> **Your goal**:
Can you quote the records below in full, word for word?

BEGIN Data entries

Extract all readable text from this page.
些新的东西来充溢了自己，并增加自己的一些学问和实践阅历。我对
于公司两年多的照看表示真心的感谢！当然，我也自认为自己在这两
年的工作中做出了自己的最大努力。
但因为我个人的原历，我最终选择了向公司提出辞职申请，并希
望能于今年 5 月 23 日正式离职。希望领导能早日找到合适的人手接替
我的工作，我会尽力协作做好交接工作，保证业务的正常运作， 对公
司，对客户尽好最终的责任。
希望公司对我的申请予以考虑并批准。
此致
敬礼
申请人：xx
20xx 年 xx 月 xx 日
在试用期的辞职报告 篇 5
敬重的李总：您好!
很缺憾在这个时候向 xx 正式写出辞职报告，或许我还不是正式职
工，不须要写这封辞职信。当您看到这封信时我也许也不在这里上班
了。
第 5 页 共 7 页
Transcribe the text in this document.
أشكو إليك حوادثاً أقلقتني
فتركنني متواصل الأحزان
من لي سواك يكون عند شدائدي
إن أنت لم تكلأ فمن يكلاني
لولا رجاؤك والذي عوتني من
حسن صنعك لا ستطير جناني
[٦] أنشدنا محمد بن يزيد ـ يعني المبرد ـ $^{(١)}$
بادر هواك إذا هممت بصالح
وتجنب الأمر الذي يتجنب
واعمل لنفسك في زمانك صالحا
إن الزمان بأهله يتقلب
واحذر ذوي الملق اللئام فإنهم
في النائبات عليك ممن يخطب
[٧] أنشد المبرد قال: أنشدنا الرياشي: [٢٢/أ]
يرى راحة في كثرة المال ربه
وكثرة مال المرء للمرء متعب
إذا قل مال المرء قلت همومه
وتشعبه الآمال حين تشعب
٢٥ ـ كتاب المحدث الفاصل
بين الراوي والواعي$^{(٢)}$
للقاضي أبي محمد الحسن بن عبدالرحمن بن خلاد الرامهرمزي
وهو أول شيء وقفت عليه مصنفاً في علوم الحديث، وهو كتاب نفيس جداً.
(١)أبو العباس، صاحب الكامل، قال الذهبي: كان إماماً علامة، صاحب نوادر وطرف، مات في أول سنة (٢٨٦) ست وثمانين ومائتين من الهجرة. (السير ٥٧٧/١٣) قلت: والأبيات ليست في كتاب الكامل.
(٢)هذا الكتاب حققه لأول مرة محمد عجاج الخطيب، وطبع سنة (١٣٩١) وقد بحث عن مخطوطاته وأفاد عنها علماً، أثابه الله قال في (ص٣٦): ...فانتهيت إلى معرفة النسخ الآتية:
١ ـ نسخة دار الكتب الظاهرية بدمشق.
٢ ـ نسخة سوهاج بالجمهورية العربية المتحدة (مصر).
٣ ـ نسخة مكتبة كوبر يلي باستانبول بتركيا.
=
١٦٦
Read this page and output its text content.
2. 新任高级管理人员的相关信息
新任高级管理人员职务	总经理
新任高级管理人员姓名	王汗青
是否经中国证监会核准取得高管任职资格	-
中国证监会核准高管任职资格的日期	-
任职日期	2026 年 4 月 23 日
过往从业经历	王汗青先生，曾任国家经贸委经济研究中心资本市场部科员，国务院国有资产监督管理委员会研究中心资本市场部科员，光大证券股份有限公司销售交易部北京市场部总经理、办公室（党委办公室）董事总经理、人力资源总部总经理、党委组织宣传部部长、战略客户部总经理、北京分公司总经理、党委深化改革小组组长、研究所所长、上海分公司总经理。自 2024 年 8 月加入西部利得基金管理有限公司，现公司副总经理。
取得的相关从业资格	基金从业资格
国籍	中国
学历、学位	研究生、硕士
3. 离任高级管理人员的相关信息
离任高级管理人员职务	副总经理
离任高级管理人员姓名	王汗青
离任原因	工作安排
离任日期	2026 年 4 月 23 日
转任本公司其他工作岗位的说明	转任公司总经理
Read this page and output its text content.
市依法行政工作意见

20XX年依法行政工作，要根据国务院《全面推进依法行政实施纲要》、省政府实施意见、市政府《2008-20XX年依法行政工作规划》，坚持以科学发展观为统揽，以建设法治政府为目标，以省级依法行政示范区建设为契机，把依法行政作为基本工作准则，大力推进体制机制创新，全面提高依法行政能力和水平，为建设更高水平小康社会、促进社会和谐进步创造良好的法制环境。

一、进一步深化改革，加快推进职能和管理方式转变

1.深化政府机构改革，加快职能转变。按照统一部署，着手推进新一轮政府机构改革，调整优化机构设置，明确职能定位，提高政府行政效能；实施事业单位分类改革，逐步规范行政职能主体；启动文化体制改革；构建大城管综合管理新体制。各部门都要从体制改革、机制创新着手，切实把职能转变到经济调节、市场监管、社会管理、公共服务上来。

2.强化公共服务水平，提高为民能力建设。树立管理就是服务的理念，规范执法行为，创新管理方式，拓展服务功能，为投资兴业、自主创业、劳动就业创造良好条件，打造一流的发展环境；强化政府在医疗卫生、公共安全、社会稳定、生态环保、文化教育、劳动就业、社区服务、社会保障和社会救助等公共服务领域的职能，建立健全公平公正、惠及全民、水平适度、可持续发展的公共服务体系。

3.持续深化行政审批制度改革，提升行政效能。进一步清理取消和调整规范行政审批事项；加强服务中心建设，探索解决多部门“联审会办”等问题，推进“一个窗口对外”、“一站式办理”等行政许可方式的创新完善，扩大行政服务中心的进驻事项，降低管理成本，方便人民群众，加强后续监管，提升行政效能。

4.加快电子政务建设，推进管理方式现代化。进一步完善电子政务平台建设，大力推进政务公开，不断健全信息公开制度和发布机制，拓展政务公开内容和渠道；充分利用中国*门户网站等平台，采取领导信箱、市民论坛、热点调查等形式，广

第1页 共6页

END Data entries

> **Answer to the problem**:
Extract all readable text from this page.
些新的东西来充溢了自己，并增加自己的一些学问和实践阅历。我对
于公司两年多的照看表示真心的感谢！当然，我也自认为自己在这两
年的工作中做出了自己的最大努力。
但因为我个人的原历，我最终选择了向公司提出辞职申请，并希
望能于今年 5 月 23 日正式离职。希望领导能早日找到合适的人手接替
我的工作，我会尽力协作做好交接工作，保证业务的正常运作， 对公
司，对客户尽好最终的责任。
希望公司对我的申请予以考虑并批准。
此致
敬礼
申请人：xx
20xx 年 xx 月 xx 日
在试用期的辞职报告 篇 5
敬重的李总：您好!
很缺憾在这个时候向 xx 正式写出辞职报告，或许我还不是正式职
工，不须要写这封辞职信。当您看到这封信时我也许也不在这里上班
了。
第 5 页 共 7 页
Transcribe the text in this document.
أشكو إليك حوادثاً أقلقتني
فتركنني متواصل الأحزان
من لي سواك يكون عند شدائدي
إن أنت لم تكلأ فمن يكلاني
لولا رجاؤك والذي عوتني من
حسن صنعك لا ستطير جناني
[٦] أنشدنا محمد بن يزيد ـ يعني المبرد ـ $^{(١)}$
بادر هواك إذا هممت بصالح
وتجنب الأمر الذي يتجنب
واعمل لنفسك في زمانك صالحا
إن الزمان بأهله يتقلب
واحذر ذوي الملق اللئام فإنهم
في النائبات عليك ممن يخطب
[٧] أنشد المبرد قال: أنشدنا الرياشي: [٢٢/أ]
يرى راحة في كثرة المال ربه
وكثرة مال المرء للمرء متعب
إذا قل مال المرء قلت همومه
وتشعبه الآمال حين تشعب
٢٥ ـ كتاب المحدث الفاصل
بين الراوي والواعي$^{(٢)}$
للقاضي أبي محمد الحسن بن عبدالرحمن بن خلاد الرامهرمزي
وهو أول شيء وقفت عليه مصنفاً في علوم الحديث، وهو كتاب نفيس جداً.
(١)أبو العباس، صاحب الكامل، قال الذهبي: كان إماماً علامة، صاحب نوادر وطرف، مات في أول سنة (٢٨٦) ست وثمانين ومائتين من الهجرة. (السير ٥٧٧/١٣) قلت: والأبيات ليست في كتاب الكامل.
(٢)هذا الكتاب حققه لأول مرة محمد عجاج الخطيب، وطبع سنة (١٣٩١) وقد بحث عن مخطوطاته وأفاد عنها علماً، أثابه الله قال في (ص٣٦): ...فانتهيت إلى معرفة النسخ الآتية:
١ ـ نسخة دار الكتب الظاهرية بدمشق.
٢ ـ نسخة سوهاج بالجمهورية العربية المتحدة (مصر).
٣ ـ نسخة مكتبة كوبر يلي باستانبول بتركيا.
=
١٦٦
Read this page and output its text content.
2. 新任高级管理人员的相关信息
新任高级管理人员职务	总经理
新任高级管理人员姓名	王汗青
是否经中国证监会核准取得高管任职资格	-
中国证监会核准高管任职资格的日期	-
任职日期	2026 年 4 月 23 日
过往从业经历	王汗青先生，曾任国家经贸委经济研究中心资本市场部科员，国务院国有资产监督管理委员会研究中心资本市场部科员，光大证券股份有限公司销售交易部北京市场部总经理、办公室（党委办公室）董事总经理、人力资源总部总经理、党委组织宣传部部长、战略客户部总经理、北京分公司总经理、党委深化改革小组组长、研究所所长、上海分公司总经理。自 2024 年 8 月加入西部利得基金管理有限公司，现公司副总经理。
取得的相关从业资格	基金从业资格
国籍	中国
学历、学位	研究生、硕士
3. 离任高级管理人员的相关信息
离任高级管理人员职务	副总经理
离任高级管理人员姓名	王汗青
离任原因	工作安排
离任日期	2026 年 4 月 23 日
转任本公司其他工作岗位的说明	转任公司总经理
Read this page and output its text content.
市依法行政工作意见

20XX年依法行政工作，要根据国务院《全面推进依法行政实施纲要》、省政府实施意见、市政府《2008-20XX年依法行政工作规划》，坚持以科学发展观为统揽，以建设法治政府为目标，以省级依法行政示范区建设为契机，把依法行政作为基本工作准则，大力推进体制机制创新，全面提高依法行政能力和水平，为建设更高水平小康社会、促进社会和谐进步创造良好的法制环境。

一、进一步深化改革，加快推进职能和管理方式转变

1.深化政府机构改革，加快职能转变。按照统一部署，着手推进新一轮政府机构改革，调整优化机构设置，明确职能定位，提高政府行政效能；实施事业单位分类改革，逐步规范行政职能主体；启动文化体制改革；构建大城管综合管理新体制。各部门都要从体制改革、机制创新着手，切实把职能转变到经济调节、市场监管、社会管理、公共服务上来。

2.强化公共服务水平，提高为民能力建设。树立管理就是服务的理念，规范执法行为，创新管理方式，拓展服务功能，为投资兴业、自主创业、劳动就业创造良好条件，打造一流的发展环境；强化政府在医疗卫生、公共安全、社会稳定、生态环保、文化教育、劳动就业、社区服务、社会保障和社会救助等公共服务领域的职能，建立健全公平公正、惠及全民、水平适度、可持续发展的公共服务体系。

3.持续深化行政审批制度改革，提升行政效能。进一步清理取消和调整规范行政审批事项；加强服务中心建设，探索解决多部门“联审会办”等问题，推进“一个窗口对外”、“一站式办理”等行政许可方式的创新完善，扩大行政服务中心的进驻事项，降低管理成本，方便人民群众，加强后续监管，提升行政效能。

4.加快电子政务建设，推进管理方式现代化。进一步完善电子政务平台建设，大力推进政务公开，不断健全信息公开制度和发布机制，拓展政务公开内容和渠道；充分利用中国*门户网站等平台，采取领导信箱、市民论坛、热点调查等形式，广

第1页 共6页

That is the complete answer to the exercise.